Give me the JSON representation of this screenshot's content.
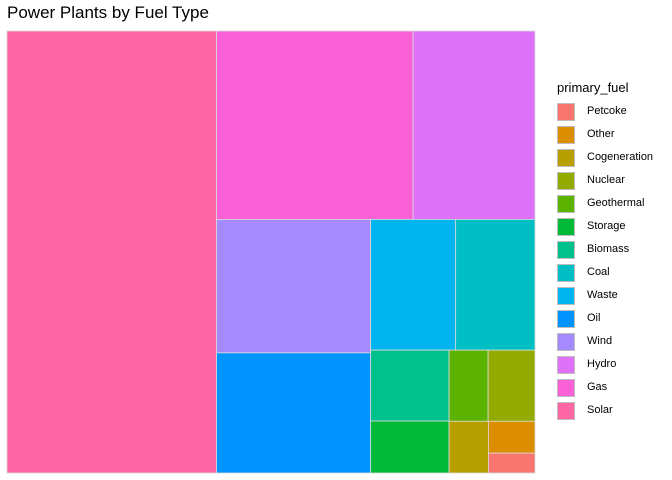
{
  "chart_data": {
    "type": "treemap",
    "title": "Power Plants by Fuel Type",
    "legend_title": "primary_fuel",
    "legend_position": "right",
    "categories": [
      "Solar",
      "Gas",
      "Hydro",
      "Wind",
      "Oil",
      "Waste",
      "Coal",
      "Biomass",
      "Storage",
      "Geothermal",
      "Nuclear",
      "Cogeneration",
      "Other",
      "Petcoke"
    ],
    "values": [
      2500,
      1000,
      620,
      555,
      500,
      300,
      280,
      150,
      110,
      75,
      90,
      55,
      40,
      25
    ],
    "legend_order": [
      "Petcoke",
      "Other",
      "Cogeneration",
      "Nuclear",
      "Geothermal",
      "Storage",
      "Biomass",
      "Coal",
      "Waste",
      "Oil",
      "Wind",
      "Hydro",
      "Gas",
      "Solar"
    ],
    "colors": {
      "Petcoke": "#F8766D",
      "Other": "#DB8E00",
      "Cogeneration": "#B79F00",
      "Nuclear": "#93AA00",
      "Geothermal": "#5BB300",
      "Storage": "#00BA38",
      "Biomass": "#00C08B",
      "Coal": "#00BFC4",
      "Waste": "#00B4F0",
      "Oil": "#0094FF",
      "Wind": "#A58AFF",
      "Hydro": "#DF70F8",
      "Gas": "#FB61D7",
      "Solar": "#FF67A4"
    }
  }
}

···

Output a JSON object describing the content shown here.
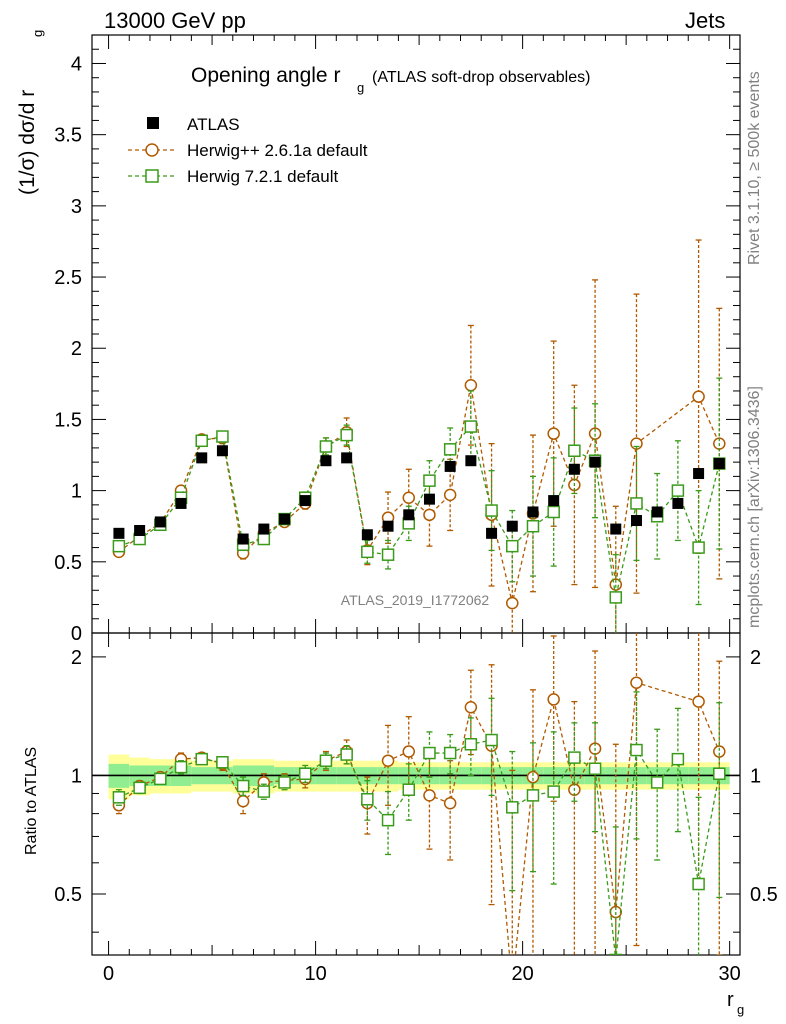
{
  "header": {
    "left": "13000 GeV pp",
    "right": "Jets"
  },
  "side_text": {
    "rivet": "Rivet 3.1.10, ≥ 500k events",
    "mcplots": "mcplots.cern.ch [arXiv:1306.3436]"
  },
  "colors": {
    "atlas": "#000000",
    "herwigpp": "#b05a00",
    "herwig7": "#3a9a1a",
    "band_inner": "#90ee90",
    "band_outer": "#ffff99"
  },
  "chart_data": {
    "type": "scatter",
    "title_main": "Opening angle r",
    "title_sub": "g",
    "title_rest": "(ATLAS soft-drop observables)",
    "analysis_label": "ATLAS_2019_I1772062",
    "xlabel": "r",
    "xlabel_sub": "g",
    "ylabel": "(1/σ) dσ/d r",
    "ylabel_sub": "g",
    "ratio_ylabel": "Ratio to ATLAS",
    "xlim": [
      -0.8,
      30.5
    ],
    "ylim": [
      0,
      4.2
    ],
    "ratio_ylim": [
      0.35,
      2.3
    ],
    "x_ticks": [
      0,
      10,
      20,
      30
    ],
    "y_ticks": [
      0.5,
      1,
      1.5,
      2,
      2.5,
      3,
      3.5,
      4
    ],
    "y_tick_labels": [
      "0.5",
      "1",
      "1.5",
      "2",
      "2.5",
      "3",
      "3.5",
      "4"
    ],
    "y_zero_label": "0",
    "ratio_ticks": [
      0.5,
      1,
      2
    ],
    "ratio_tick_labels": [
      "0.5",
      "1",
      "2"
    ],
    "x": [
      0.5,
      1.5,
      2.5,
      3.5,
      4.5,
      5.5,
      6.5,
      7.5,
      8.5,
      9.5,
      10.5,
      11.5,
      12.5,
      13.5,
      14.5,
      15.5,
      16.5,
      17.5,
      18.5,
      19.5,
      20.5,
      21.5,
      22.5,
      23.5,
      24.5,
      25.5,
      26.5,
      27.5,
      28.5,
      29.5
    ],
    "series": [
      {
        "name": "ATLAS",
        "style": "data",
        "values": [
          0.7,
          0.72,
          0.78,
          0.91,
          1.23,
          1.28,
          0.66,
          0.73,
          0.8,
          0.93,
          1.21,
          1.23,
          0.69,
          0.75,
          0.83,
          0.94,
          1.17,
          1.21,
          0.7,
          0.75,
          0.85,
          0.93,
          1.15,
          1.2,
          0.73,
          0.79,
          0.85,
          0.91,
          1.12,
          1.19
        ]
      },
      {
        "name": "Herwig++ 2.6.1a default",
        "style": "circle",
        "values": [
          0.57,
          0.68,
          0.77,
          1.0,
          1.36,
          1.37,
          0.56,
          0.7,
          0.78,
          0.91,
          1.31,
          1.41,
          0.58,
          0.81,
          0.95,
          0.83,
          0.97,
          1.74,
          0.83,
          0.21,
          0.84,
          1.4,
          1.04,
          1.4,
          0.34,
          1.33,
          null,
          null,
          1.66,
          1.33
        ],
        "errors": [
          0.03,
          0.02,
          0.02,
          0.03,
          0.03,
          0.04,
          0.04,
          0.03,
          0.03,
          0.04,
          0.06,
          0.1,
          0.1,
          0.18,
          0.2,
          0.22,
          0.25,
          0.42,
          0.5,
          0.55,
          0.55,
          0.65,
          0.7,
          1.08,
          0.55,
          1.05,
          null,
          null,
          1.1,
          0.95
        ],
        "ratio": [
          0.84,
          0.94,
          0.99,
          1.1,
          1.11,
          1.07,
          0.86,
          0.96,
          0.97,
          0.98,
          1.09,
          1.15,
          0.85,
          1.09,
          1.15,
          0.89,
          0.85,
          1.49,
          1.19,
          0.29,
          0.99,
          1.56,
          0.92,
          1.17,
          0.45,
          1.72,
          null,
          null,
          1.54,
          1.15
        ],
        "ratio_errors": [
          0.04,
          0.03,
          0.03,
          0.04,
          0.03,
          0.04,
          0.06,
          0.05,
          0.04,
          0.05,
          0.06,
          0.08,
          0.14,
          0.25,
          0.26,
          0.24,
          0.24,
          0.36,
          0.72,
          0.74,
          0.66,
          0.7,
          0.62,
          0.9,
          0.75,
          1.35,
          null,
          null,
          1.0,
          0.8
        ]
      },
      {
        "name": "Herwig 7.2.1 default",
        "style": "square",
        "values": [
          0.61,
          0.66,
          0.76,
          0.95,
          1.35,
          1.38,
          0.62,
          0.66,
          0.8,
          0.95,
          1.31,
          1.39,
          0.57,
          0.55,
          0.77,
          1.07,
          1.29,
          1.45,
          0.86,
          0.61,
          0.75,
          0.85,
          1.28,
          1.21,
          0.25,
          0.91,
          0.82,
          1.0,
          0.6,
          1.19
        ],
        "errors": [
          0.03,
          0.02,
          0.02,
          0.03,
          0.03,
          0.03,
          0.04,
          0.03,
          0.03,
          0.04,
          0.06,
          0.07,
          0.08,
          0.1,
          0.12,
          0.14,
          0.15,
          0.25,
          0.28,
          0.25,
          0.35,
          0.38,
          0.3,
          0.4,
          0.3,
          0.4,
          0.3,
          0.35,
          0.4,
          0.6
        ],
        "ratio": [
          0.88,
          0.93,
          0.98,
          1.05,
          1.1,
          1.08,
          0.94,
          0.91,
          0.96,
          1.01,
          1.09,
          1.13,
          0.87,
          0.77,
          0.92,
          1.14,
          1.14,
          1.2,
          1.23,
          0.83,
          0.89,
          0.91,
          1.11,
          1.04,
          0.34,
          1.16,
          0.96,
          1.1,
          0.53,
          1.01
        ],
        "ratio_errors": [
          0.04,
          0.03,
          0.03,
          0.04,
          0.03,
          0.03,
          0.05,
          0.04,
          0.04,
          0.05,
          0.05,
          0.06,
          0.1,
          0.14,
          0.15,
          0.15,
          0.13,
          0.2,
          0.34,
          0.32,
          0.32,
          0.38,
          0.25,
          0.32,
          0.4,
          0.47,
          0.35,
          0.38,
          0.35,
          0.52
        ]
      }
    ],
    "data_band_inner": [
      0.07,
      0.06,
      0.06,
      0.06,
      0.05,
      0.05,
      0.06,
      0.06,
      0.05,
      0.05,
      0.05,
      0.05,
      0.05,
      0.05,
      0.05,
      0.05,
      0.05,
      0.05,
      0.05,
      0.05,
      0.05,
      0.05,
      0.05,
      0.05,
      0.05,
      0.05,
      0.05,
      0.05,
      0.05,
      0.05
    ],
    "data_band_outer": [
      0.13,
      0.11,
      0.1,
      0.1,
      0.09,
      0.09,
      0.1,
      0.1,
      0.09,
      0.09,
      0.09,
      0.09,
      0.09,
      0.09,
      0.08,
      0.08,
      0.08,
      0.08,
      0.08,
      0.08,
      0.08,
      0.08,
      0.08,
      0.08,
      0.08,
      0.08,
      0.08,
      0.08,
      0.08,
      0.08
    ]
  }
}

···

SET EXERCISE:
Lines from the records above that hold "content" are the ones to list.

TASK OUTPUT:
Give me the JSON representation of this screenshot's content.
Output a JSON object describing the content shown here.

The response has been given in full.